◆ Operazioni richieste
(a) Elenchi i giocatori dell'Olimpia Milano andati in doppia cifra secondo l'articolo sulla sconfitta contro l'Alba Berlino, indicando per ciascuno i punti segnati.
(b) Riporti il tratto dell'articolo sulla sconfitta contro l'Alba Berlino che si apre con le parole contenenti "Milano subisce ben" e si chiude con "da 22 punti.".

◆ Brano del documento
===============
La difesa Olimpia è rimasta a Brindisi: Berlino sbanca il Forum

Milano subisce ben 102 punti dall’Alba, giocando una partita difensiva ben al di sotto delle sue possibilità: non basta la rimonta nel finale.
04.02.2020 22:37 di Ennio Terrasi Borghesan Twitter:    Vedi letture
La difesa Olimpia è rimasta a Brindisi: Berlino sbanca il Forum

Con una partita per certi versi simile a quella di pochi giorni fa, l’Olimpia Milano cede stavolta in casa a una squadra tedesca di Eurolega: l’Alba Berlino passa con merito al Forum, approfittando di una difesa biancorossa troppo permissiva e incapace di andare oltre pochi lampi positivi. Non bastano, nel 96-102 finale, i cinque uomini in doppia cifra alla squadra di Messina (Micov 20, Scola 15, Rodriguez 13, Nedovic 11, Crawford 10), contro una Berlino che ha un ottimo Marcus Eriksson da 22 punti.
===============
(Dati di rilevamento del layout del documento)
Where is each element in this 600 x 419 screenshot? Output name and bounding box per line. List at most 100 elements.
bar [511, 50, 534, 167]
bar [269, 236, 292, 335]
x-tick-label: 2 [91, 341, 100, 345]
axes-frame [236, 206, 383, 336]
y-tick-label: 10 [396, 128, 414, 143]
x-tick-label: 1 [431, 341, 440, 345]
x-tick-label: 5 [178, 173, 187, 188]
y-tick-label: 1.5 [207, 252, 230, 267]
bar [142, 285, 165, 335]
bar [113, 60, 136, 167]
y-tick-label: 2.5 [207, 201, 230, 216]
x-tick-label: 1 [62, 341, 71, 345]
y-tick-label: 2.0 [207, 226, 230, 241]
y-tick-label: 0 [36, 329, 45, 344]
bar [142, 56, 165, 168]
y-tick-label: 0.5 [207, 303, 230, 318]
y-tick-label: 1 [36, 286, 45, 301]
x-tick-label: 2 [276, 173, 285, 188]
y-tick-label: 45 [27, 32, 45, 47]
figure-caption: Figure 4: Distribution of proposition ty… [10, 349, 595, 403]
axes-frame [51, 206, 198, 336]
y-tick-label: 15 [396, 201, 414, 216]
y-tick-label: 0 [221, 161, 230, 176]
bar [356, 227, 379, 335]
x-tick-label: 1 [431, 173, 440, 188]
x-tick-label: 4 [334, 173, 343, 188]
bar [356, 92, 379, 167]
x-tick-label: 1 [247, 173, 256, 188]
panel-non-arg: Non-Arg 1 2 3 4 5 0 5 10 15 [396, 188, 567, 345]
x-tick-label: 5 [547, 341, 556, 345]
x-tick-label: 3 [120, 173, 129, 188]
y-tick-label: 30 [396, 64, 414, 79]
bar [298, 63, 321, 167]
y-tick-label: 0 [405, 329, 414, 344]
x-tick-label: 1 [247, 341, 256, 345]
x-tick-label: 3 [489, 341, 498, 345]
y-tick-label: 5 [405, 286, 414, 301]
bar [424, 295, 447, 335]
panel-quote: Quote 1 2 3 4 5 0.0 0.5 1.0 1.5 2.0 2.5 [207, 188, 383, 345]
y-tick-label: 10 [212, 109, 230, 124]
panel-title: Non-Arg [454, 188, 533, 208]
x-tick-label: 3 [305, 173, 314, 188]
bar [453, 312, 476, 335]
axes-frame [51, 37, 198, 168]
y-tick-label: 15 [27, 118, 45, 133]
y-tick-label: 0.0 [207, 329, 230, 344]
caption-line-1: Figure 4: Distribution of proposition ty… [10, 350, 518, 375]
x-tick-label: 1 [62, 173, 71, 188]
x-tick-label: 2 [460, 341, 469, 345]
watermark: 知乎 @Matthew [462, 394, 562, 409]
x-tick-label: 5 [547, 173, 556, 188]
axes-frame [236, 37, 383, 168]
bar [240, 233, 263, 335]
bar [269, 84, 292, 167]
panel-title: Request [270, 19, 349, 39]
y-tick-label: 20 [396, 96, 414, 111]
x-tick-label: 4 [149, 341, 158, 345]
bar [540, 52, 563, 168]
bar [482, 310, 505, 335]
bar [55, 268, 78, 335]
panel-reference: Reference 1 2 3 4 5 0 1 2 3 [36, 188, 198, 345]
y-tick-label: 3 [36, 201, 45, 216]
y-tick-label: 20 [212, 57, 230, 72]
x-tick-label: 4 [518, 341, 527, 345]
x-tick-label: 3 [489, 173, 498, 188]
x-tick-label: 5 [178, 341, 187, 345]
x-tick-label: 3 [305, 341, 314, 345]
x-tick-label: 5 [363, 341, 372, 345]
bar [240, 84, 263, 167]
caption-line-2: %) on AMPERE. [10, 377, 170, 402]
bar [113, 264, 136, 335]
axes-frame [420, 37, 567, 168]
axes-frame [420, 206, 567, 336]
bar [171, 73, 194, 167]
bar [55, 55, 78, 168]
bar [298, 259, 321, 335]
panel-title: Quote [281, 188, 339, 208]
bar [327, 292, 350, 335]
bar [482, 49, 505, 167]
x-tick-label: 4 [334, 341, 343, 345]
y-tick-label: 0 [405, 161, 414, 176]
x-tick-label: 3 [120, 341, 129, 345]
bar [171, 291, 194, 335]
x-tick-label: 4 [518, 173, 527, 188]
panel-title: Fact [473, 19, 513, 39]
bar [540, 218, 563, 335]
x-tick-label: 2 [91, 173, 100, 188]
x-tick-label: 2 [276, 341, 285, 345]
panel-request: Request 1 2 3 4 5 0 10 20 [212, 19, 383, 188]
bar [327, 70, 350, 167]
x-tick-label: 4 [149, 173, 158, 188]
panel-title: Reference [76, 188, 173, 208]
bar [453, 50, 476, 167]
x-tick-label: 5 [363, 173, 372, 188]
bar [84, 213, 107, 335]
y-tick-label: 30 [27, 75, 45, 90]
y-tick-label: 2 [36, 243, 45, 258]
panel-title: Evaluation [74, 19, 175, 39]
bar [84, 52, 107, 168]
===============
◆ Soluzioni in ordine
(a) Micov 20, Scola 15, Rodriguez 13, Nedovic 11, Crawford 10

(b)
Milano subisce ben 102 punti dall’Alba, giocando una partita difensiva ben al di sotto delle sue possibilità: non basta la rimonta nel finale.
04.02.2020 22:37 di Ennio Terrasi Borghesan Twitter:    Vedi letture
La difesa Olimpia è rimasta a Brindisi: Berlino sbanca il Forum

Con una partita per certi versi simile a quella di pochi giorni fa, l’Olimpia Milano cede stavolta in casa a una squadra tedesca di Eurolega: l’Alba Berlino passa con merito al Forum, approfittando di una difesa biancorossa troppo permissiva e incapace di andare oltre pochi lampi positivi. Non bastano, nel 96-102 finale, i cinque uomini in doppia cifra alla squadra di Messina (Micov 20, Scola 15, Rodriguez 13, Nedovic 11, Crawford 10), contro una Berlino che ha un ottimo Marcus Eriksson da 22 punti.